= What you are asked to do =
Pick out each line of the records in which the word "السادسة" appears.

※ ※ ※

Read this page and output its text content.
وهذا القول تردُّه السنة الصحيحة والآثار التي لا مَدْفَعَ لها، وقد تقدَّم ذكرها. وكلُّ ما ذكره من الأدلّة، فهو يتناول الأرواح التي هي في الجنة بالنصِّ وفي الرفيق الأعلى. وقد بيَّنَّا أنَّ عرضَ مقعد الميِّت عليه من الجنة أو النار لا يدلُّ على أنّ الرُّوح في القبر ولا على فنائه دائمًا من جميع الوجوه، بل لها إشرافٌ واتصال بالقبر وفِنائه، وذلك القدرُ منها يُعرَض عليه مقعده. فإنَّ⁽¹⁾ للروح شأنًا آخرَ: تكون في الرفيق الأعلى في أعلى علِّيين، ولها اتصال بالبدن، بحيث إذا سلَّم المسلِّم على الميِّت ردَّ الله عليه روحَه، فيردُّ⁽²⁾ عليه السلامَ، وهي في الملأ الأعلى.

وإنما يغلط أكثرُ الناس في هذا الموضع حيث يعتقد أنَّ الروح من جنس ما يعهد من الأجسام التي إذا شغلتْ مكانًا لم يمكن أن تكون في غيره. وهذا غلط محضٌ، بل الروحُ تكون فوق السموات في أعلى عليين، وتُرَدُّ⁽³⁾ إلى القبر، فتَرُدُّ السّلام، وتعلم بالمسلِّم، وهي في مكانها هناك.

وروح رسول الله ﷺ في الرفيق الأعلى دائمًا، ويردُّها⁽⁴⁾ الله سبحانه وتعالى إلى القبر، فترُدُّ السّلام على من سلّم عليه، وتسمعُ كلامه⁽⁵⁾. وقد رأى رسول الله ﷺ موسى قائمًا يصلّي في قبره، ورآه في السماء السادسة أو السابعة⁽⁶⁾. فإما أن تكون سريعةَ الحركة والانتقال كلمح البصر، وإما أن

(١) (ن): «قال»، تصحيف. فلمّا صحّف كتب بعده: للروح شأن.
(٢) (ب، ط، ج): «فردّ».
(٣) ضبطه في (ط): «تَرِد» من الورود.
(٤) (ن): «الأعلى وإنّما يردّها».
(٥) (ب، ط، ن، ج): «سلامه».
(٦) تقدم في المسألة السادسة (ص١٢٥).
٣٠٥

※ ※ ※

= Exercise solution =
وروح رسول الله ﷺ في الرفيق الأعلى دائمًا، ويردُّها⁽⁴⁾ الله سبحانه وتعالى إلى القبر، فترُدُّ السّلام على من سلّم عليه، وتسمعُ كلامه⁽⁵⁾. وقد رأى رسول الله ﷺ موسى قائمًا يصلّي في قبره، ورآه في السماء السادسة أو السابعة⁽⁶⁾. فإما أن تكون سريعةَ الحركة والانتقال كلمح البصر، وإما أن
(٦) تقدم في المسألة السادسة (ص١٢٥).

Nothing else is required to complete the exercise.